Directive A: Copy out the listing lines from the one containing "note-body-after: . [90,699,97,724]" through the one containing "start-time-minute-value: 00 [926,289,951,314]", both included, exactly as they stand.

Source document:

━━━

Christmas 1941...A Homesick Sailor on Liberty....
In another fit of madness and arrogance and honoring the
agreement of the Japanese alliance, Adolf Hitler declared on December 11, 1941 that
Germany was at war with the United States.
Italy followed suit, and the U.S. Congress quickly replied in kind. The United States now faced global war on numerous
fronts after the attack on Pearl Harbor.
Bishop Holliman, b. 1919, of
Irondale, Alabama spent his first Christmas away from his large and close-knit
family by taking a day's leave from his Navy training station in Norfolk, Virginia
to visit the nation's capitol on December 25, 1941. Winston Churchill, then in Washington, D.C.
spent Christmas with the Roosevelt's at the White House where planning for a
response to the Axis powers - Germany, Italy and Japan - continued for over a
month. Their planning would yield rich results in time, but that holiday season,
the Allied cause was reeling under the massed forces of Japan, Italy and Germany.
"I had been in boot camp since November 13, 1941. Ordinarily, basic training went on for 6 to 8 weeks but because of the war and, hence, the need to get men to ships and service stations as soon as possible, training was reduced to 4 or 6 weeks. Our platoon (305) disbanded before Christmas and we were assigned to K.P. duty on the base. My first liberty came on Christmas Eve, and I rode to Washington, D.C. I have forgotten how I got there back, but, believe me, for a little more than 24 hours, I forsook the Navy and turned my thoughts to things!
All telephone lines were busy. This was before direct dialing and one had to
go through the operator. She would
connect you with Charlotte, then Atlanta and finally, Birmingham. Sometimes you might get to Charlotte or
Atlanta. At times you would get an
immediate response 'all circuits are busy.' So you would try, try again. This contest might go on for hours, which on
this Christmas Eve it did. I was never
able to get through that night nor the next day." Bishop Holliman, 1991 Memoirs
Immediately
after the attack on Hawaii, Japanese forces launched a Pacific-wide offensive
of land, sea and air. Hong Kong,
Singapore, Guam and Wake Island were quickly conquered and subdued. Only in the Philippines, then a colony of the
United States, did the combined forces of the U.S. and the Philippine Army hold
off for four months the invasion of Japanese divisions. General Douglas MacArthur, commanding
joint colonial and regular U.S. Army troops, stalled the Japanese on the peninsula. of Bataan, north west of the capitol of
Manila.
Above, the General of the Army, George C.

━━━

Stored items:

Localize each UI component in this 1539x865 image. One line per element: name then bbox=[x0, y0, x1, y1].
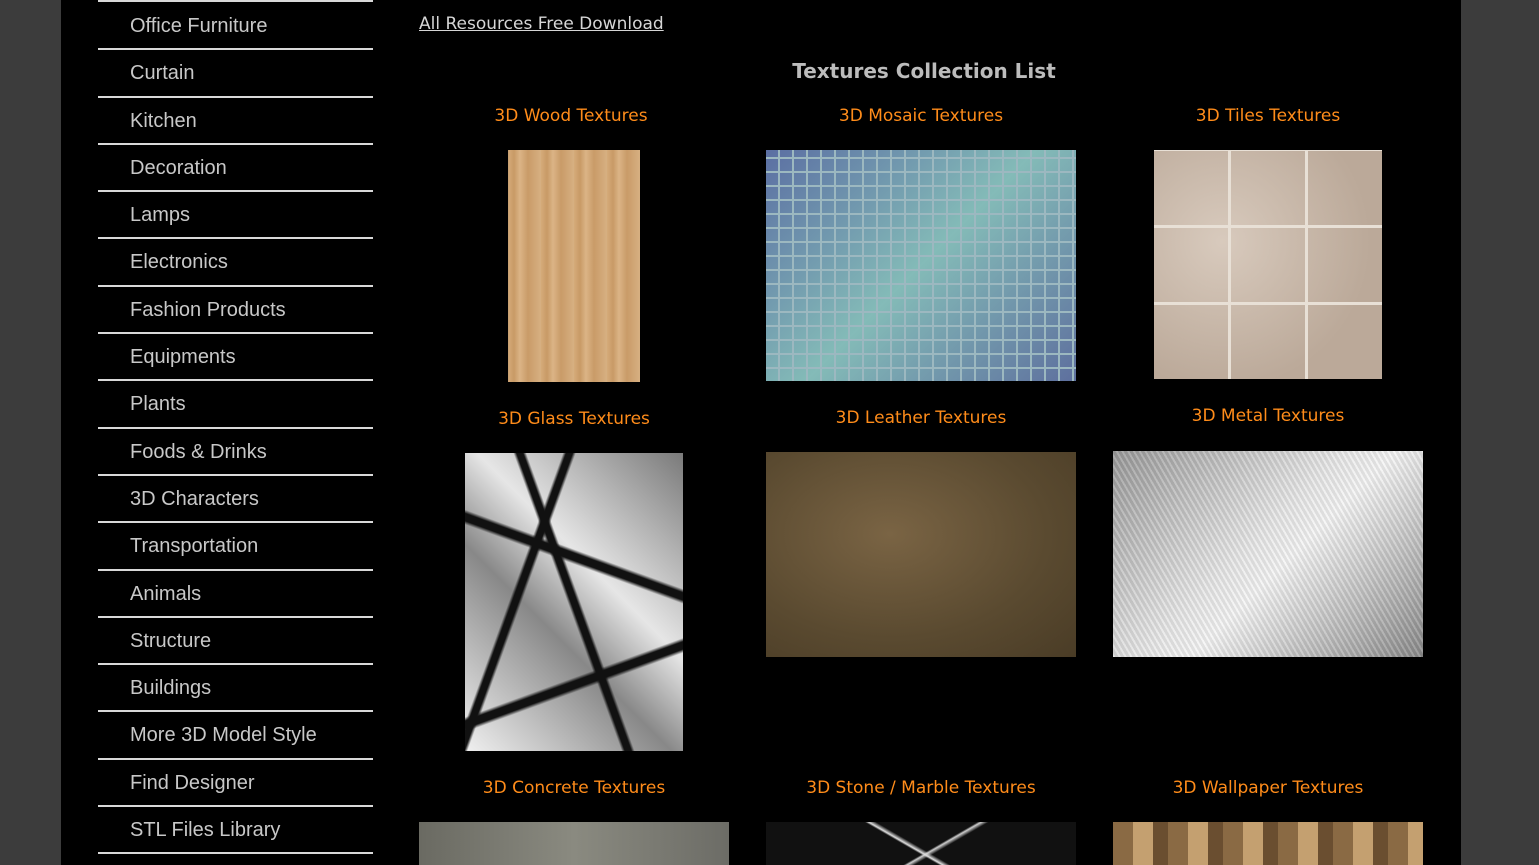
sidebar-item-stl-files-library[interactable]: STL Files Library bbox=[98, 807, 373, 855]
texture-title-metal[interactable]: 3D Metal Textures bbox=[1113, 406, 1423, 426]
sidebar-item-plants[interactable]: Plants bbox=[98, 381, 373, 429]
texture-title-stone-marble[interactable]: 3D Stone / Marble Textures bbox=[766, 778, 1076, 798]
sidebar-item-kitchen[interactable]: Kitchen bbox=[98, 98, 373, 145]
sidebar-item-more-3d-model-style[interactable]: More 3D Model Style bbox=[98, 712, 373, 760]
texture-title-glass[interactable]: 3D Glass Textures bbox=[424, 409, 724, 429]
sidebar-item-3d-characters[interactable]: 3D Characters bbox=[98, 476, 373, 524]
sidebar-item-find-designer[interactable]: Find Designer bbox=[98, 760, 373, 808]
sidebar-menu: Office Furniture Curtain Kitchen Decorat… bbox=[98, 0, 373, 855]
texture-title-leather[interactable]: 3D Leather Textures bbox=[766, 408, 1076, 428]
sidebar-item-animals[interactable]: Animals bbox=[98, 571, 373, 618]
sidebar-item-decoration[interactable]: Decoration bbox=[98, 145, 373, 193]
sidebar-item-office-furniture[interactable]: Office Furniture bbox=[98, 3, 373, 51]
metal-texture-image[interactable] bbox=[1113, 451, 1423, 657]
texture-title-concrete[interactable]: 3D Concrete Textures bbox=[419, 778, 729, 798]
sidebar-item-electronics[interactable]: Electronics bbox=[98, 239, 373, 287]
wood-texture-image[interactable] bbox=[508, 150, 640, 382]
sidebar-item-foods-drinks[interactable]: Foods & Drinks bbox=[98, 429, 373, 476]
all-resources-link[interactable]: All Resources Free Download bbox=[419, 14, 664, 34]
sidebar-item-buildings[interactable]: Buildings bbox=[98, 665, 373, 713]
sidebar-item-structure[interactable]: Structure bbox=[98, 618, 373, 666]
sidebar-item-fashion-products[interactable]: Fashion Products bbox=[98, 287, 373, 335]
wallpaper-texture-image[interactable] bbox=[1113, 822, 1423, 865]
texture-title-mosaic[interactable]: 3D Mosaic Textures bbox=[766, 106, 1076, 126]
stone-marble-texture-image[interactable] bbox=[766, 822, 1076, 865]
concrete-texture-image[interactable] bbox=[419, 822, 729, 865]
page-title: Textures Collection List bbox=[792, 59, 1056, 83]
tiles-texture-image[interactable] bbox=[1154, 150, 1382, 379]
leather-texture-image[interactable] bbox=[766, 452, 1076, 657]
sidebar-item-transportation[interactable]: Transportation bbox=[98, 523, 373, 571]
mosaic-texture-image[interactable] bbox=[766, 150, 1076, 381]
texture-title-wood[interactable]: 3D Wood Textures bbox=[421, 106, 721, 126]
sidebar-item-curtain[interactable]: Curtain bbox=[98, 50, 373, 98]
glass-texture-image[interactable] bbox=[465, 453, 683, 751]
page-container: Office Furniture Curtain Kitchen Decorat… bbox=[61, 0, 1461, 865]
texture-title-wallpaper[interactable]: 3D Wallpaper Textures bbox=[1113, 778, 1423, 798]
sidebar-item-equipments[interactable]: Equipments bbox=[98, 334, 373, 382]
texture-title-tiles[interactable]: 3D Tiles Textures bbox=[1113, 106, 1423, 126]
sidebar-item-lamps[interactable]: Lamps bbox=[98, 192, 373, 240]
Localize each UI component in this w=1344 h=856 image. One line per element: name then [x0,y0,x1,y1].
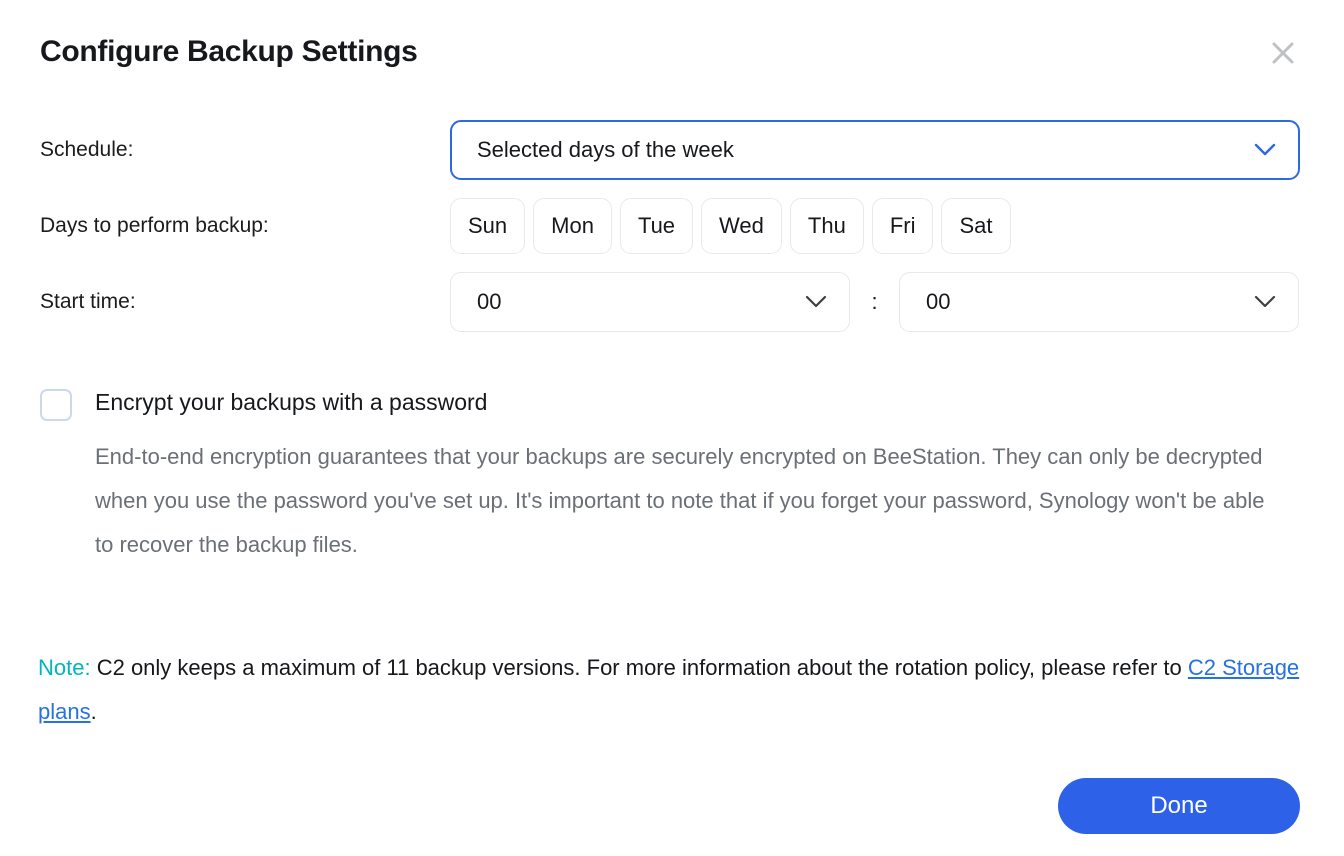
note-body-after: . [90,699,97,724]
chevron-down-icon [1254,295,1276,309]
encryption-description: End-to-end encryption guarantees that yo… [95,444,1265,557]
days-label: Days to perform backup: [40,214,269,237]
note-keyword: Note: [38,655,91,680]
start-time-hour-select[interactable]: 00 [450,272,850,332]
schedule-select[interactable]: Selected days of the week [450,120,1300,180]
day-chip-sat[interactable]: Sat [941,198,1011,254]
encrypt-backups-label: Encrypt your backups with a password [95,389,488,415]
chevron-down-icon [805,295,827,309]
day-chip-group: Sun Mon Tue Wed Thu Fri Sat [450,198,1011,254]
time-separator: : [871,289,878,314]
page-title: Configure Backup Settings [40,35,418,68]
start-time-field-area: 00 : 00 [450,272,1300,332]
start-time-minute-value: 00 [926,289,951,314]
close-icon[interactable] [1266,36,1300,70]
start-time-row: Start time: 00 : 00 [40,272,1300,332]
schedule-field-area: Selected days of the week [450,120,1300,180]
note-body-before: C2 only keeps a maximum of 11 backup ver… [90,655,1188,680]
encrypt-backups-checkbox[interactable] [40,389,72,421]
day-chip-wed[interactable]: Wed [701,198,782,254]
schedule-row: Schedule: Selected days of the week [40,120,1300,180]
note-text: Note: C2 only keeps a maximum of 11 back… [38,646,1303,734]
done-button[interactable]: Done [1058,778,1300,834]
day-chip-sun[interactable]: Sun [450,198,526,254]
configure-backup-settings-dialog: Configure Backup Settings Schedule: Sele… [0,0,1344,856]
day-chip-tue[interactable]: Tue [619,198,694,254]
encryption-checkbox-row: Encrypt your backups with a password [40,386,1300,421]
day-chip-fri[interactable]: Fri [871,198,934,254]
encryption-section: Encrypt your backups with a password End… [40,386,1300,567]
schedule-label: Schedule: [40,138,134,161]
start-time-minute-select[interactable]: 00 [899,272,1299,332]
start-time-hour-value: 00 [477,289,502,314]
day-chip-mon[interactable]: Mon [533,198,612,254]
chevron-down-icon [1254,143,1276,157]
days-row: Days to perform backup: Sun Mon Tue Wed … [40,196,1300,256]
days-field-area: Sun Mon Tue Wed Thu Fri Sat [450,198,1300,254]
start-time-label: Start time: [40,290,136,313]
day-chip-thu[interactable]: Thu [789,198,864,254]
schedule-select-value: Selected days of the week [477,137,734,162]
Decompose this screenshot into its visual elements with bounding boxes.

━━━

Directive B: Could you write out the stretch of the Christmas 1941 text from "Christmas 1941...A Homesick" through "on Pearl Harbor." again, putting "Senate" in place of "Congress"?

Worked solution A:
note-body-after: . [90,699,97,724]
chevron-down-icon [1254,295,1276,309]
encryption-description: End-to-end encryption guarantees that yo… [95,444,1265,557]
days-label: Days to perform backup: [40,214,269,237]
note-keyword: Note: [38,655,91,680]
start-time-hour-select[interactable]: 00 [450,272,850,332]
schedule-select[interactable]: Selected days of the week [450,120,1300,180]
day-chip-sat[interactable]: Sat [941,198,1011,254]
encrypt-backups-label: Encrypt your backups with a password [95,389,488,415]
chevron-down-icon [805,295,827,309]
day-chip-group: Sun Mon Tue Wed Thu Fri Sat [450,198,1011,254]
time-separator: : [871,289,878,314]
page-title: Configure Backup Settings [40,35,418,68]
start-time-field-area: 00 : 00 [450,272,1300,332]
start-time-minute-value: 00 [926,289,951,314]

Worked solution B:
Christmas 1941...A Homesick Sailor on Liberty....
In another fit of madness and arrogance and honoring the
agreement of the Japanese alliance, Adolf Hitler declared on December 11, 1941 that
Germany was at war with the United States.
Italy followed suit, and the U.S. Senate quickly replied in kind. The United States now faced global war on numerous
fronts after the attack on Pearl Harbor.